[Saved data entries]
>> begin

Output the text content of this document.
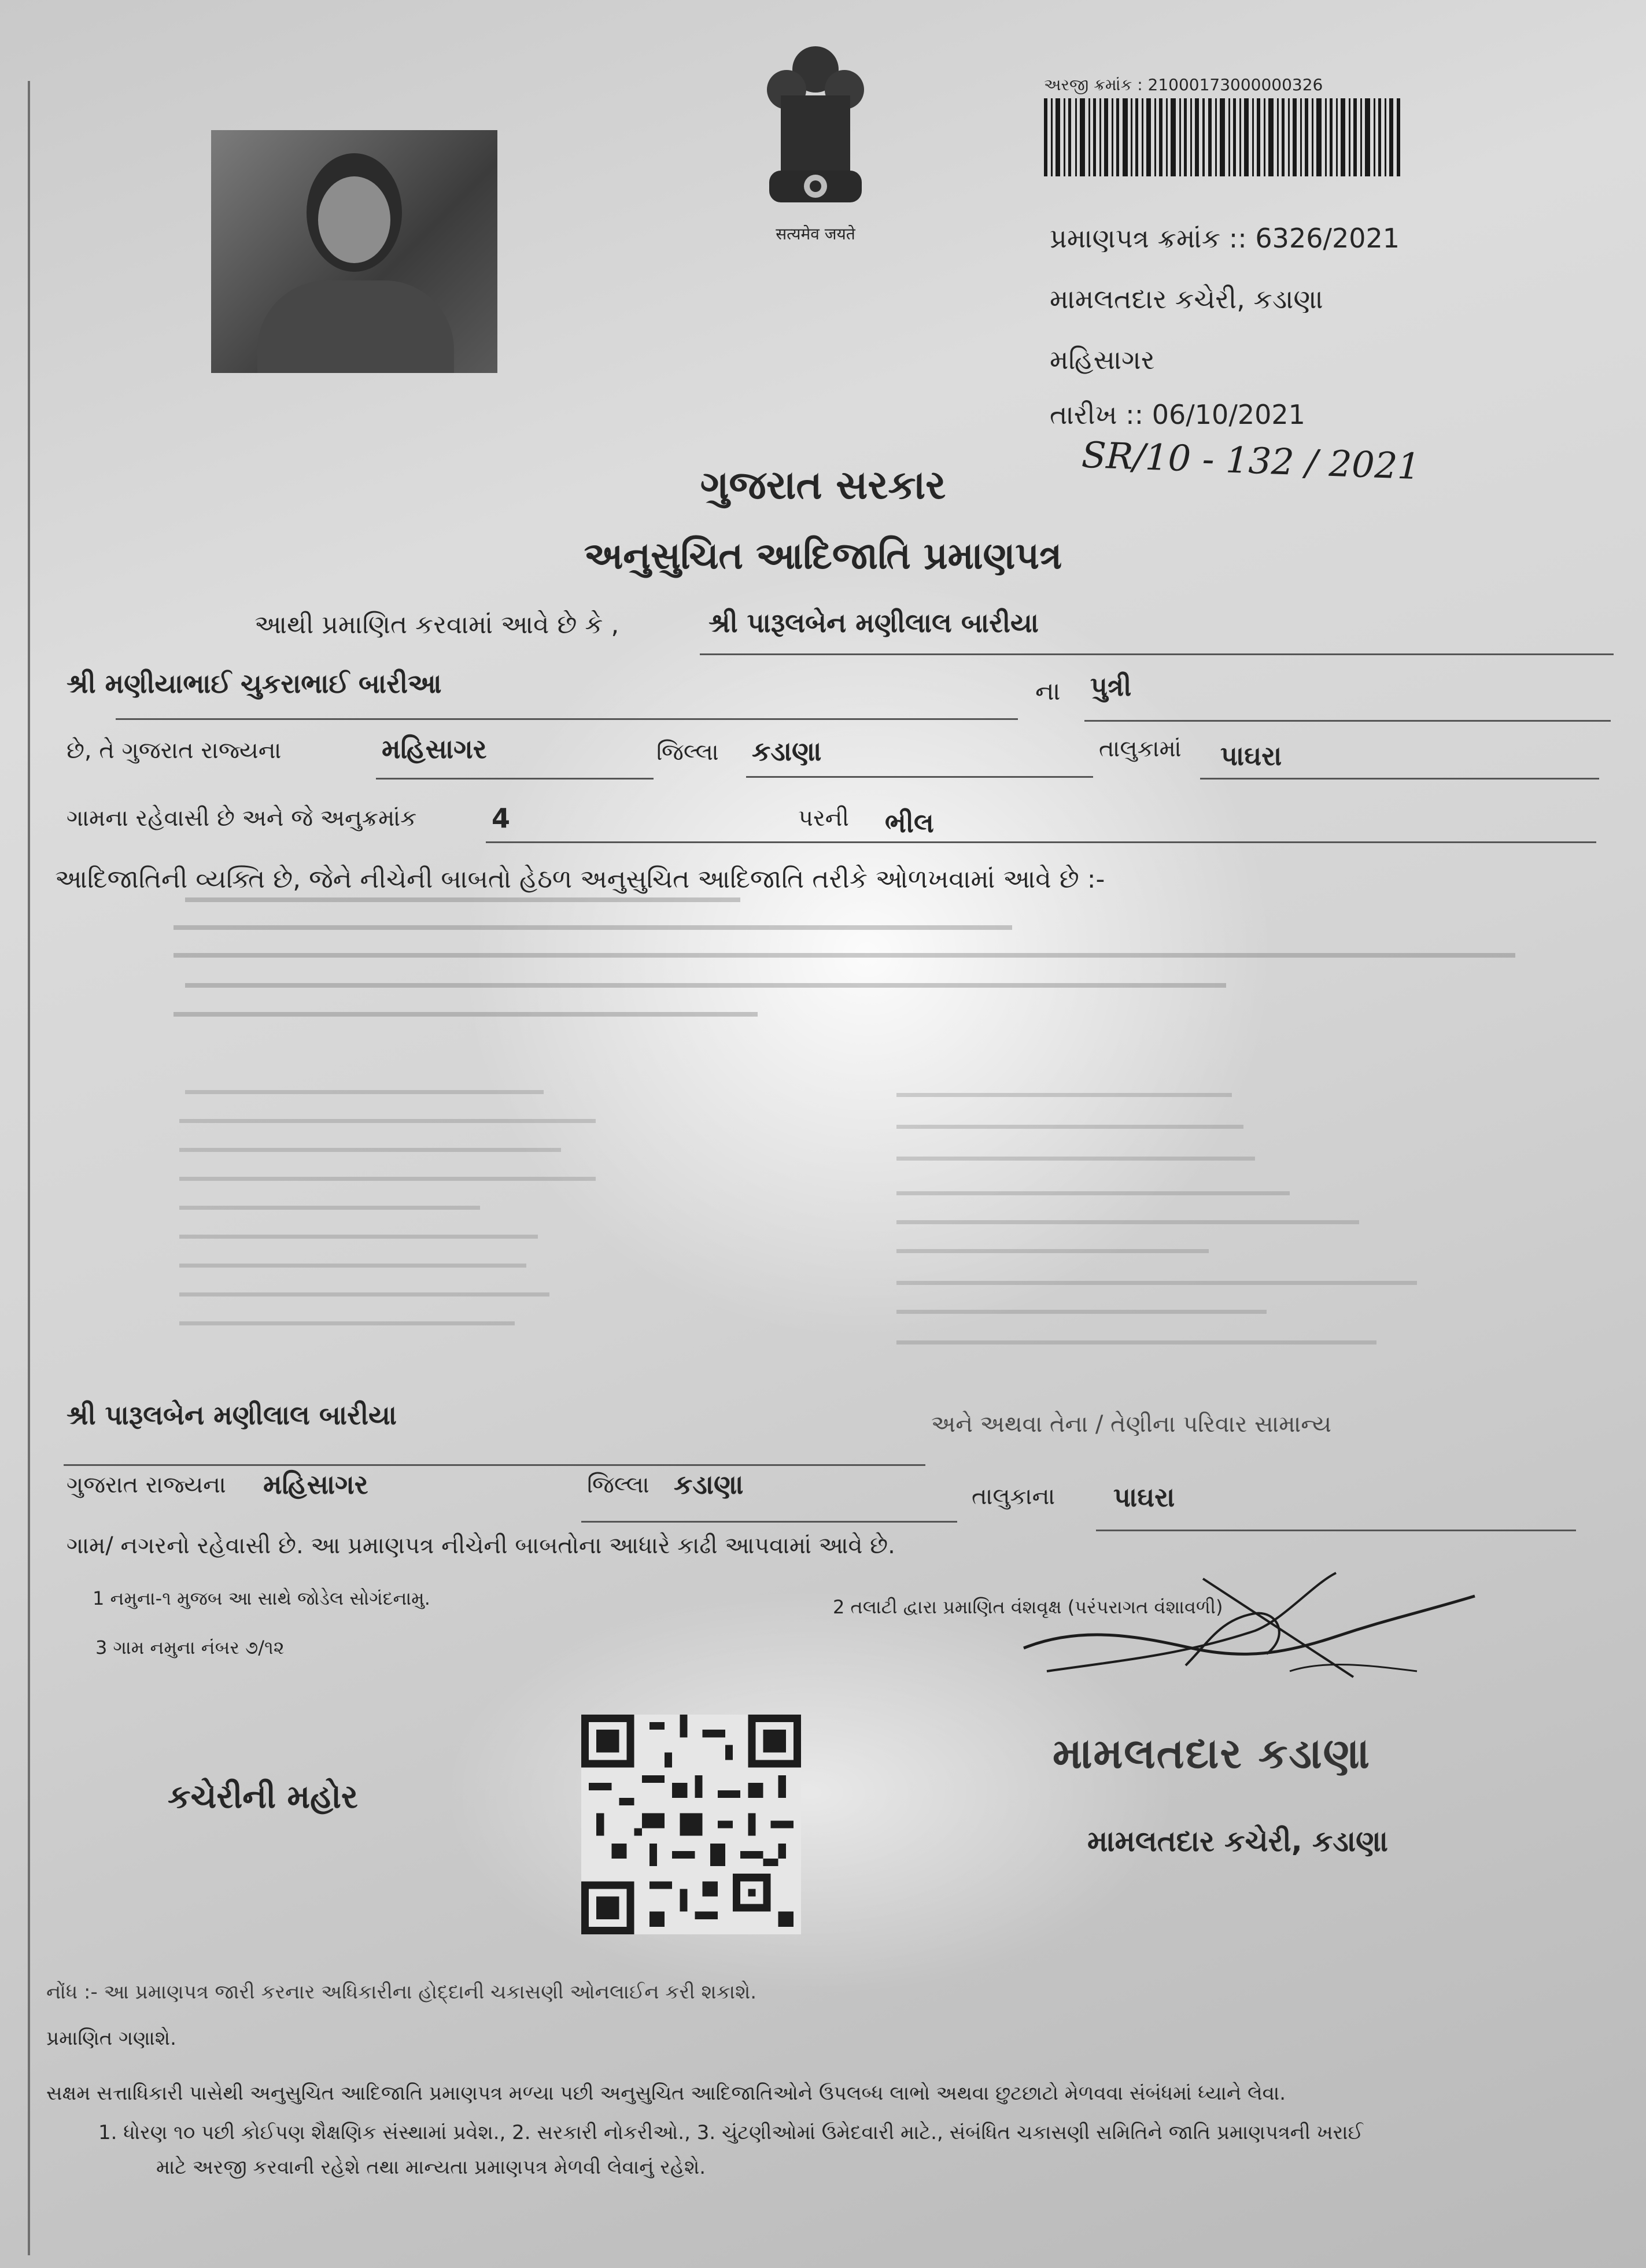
सत्यमेव जयते
અરજી ક્રમાંક : 21000173000000326
પ્રમાણપત્ર ક્રમાંક :: 6326/2021
મામલતદાર કચેરી, કડાણા
મહિસાગર
તારીખ :: 06/10/2021
SR/10 - 132 / 2021
ગુજરાત સરકાર
અનુસુચિત આદિજાતિ પ્રમાણપત્ર
આથી પ્રમાણિત કરવામાં આવે છે કે ,	શ્રી પારૂલબેન મણીલાલ બારીયા
શ્રી મણીયાભાઈ ચુકરાભાઈ બારીઆ	ના પુત્રી
છે, તે ગુજરાત રાજ્યના	મહિસાગર	જિલ્લા કડાણા	તાલુકામાં પાઘરા
ગામના રહેવાસી છે અને જે અનુક્રમાંક	4	પરની ભીલ
આદિજાતિની વ્યક્તિ છે, જેને નીચેની બાબતો હેઠળ અનુસુચિત આદિજાતિ તરીકે ઓળખવામાં આવે છે :-
શ્રી પારૂલબેન મણીલાલ બારીયા	અને અથવા તેના / તેણીના પરિવાર સામાન્ય
ગુજરાત રાજ્યના મહિસાગર	જિલ્લા કડાણા	તાલુકાના પાઘરા
ગામ/ નગરનો રહેવાસી છે. આ પ્રમાણપત્ર નીચેની બાબતોના આધારે કાઢી આપવામાં આવે છે.
1 નમુના-૧ મુજબ આ સાથે જોડેલ સોગંદનામુ.	2 તલાટી દ્વારા પ્રમાણિત વંશવૃક્ષ (પરંપરાગત વંશાવળી)
3 ગામ નમુના નંબર ૭/૧૨
કચેરીની મહોર
મામલતદાર કડાણા
મામલતદાર કચેરી, કડાણા
નોંધ :- આ પ્રમાણપત્ર જારી કરનાર અધિકારીના હોદ્દાની ચકાસણી ઓનલાઈન કરી શકાશે.
પ્રમાણિત ગણાશે.
સક્ષમ સત્તાધિકારી પાસેથી અનુસુચિત આદિજાતિ પ્રમાણપત્ર મળ્યા પછી અનુસુચિત આદિજાતિઓને ઉપલબ્ધ લાભો અથવા છુટછાટો મેળવવા સંબંધમાં ધ્યાને લેવા.
1. ધોરણ ૧૦ પછી કોઈપણ શૈક્ષણિક સંસ્થામાં પ્રવેશ., 2. સરકારી નોકરીઓ., 3. ચુંટણીઓમાં ઉમેદવારી માટે., સંબંધિત ચકાસણી સમિતિને જાતિ પ્રમાણપત્રની ખરાઈ
માટે અરજી કરવાની રહેશે તથા માન્યતા પ્રમાણપત્ર મેળવી લેવાનું રહેશે.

>> end

Reproduce the data verbatim. Do not carry any picture into the copy.

Output the text content of this document.
सत्यमेव जयते
અરજી ક્રમાંક : 21000173000000326
પ્રમાણપત્ર ક્રમાંક :: 6326/2021
મામલતદાર કચેરી, કડાણા
મહિસાગર
તારીખ :: 06/10/2021
SR/10 - 132 / 2021
ગુજરાત સરકાર
અનુસુચિત આદિજાતિ પ્રમાણપત્ર
આથી પ્રમાણિત કરવામાં આવે છે કે ,	શ્રી પારૂલબેન મણીલાલ બારીયા
શ્રી મણીયાભાઈ ચુકરાભાઈ બારીઆ	ના પુત્રી
છે, તે ગુજરાત રાજ્યના	મહિસાગર	જિલ્લા કડાણા	તાલુકામાં પાઘરા
ગામના રહેવાસી છે અને જે અનુક્રમાંક	4	પરની ભીલ
આદિજાતિની વ્યક્તિ છે, જેને નીચેની બાબતો હેઠળ અનુસુચિત આદિજાતિ તરીકે ઓળખવામાં આવે છે :-
શ્રી પારૂલબેન મણીલાલ બારીયા	અને અથવા તેના / તેણીના પરિવાર સામાન્ય
ગુજરાત રાજ્યના મહિસાગર	જિલ્લા કડાણા	તાલુકાના પાઘરા
ગામ/ નગરનો રહેવાસી છે. આ પ્રમાણપત્ર નીચેની બાબતોના આધારે કાઢી આપવામાં આવે છે.
1 નમુના-૧ મુજબ આ સાથે જોડેલ સોગંદનામુ.	2 તલાટી દ્વારા પ્રમાણિત વંશવૃક્ષ (પરંપરાગત વંશાવળી)
3 ગામ નમુના નંબર ૭/૧૨
કચેરીની મહોર
મામલતદાર કડાણા
મામલતદાર કચેરી, કડાણા
નોંધ :- આ પ્રમાણપત્ર જારી કરનાર અધિકારીના હોદ્દાની ચકાસણી ઓનલાઈન કરી શકાશે.
પ્રમાણિત ગણાશે.
સક્ષમ સત્તાધિકારી પાસેથી અનુસુચિત આદિજાતિ પ્રમાણપત્ર મળ્યા પછી અનુસુચિત આદિજાતિઓને ઉપલબ્ધ લાભો અથવા છુટછાટો મેળવવા સંબંધમાં ધ્યાને લેવા.
1. ધોરણ ૧૦ પછી કોઈપણ શૈક્ષણિક સંસ્થામાં પ્રવેશ., 2. સરકારી નોકરીઓ., 3. ચુંટણીઓમાં ઉમેદવારી માટે., સંબંધિત ચકાસણી સમિતિને જાતિ પ્રમાણપત્રની ખરાઈ
માટે અરજી કરવાની રહેશે તથા માન્યતા પ્રમાણપત્ર મેળવી લેવાનું રહેશે.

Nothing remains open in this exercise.